→ **Stated problem**
Find every line in the records below that holds the word "инвалидами", and copy each one.

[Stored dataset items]

━━━━

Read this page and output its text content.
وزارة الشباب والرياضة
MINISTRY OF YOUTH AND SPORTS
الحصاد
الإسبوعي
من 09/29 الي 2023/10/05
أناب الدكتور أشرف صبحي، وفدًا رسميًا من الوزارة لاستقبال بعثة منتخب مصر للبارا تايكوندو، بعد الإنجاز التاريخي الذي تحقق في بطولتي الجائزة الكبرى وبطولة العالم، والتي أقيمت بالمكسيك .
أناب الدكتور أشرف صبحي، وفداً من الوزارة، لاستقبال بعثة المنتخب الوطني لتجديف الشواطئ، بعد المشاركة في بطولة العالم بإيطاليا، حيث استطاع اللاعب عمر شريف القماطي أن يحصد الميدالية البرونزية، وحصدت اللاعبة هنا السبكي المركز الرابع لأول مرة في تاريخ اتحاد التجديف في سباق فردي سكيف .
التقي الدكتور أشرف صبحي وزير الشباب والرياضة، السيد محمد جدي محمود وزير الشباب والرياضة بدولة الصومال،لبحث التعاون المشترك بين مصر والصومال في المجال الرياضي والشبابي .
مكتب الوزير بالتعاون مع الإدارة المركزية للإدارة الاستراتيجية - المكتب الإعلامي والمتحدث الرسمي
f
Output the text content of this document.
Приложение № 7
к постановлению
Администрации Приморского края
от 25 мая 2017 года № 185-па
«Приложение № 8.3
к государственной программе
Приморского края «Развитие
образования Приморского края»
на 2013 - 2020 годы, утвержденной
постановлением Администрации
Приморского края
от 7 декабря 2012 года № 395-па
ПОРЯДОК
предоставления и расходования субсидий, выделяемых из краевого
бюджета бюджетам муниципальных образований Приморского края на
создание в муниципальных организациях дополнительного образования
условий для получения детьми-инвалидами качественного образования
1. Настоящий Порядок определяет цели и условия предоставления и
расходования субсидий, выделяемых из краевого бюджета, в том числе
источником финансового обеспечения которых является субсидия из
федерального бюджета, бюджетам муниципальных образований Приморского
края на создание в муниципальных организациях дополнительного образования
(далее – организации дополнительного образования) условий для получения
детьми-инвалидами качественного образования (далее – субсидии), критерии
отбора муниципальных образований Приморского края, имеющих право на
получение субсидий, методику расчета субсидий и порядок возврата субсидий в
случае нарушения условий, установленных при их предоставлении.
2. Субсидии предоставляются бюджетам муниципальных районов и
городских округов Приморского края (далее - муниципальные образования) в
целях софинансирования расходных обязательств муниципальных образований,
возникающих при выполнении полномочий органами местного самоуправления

━━━━

→ **Worked answer**
условий для получения детьми-инвалидами качественного образования
детьми-инвалидами качественного образования (далее – субсидии), критерии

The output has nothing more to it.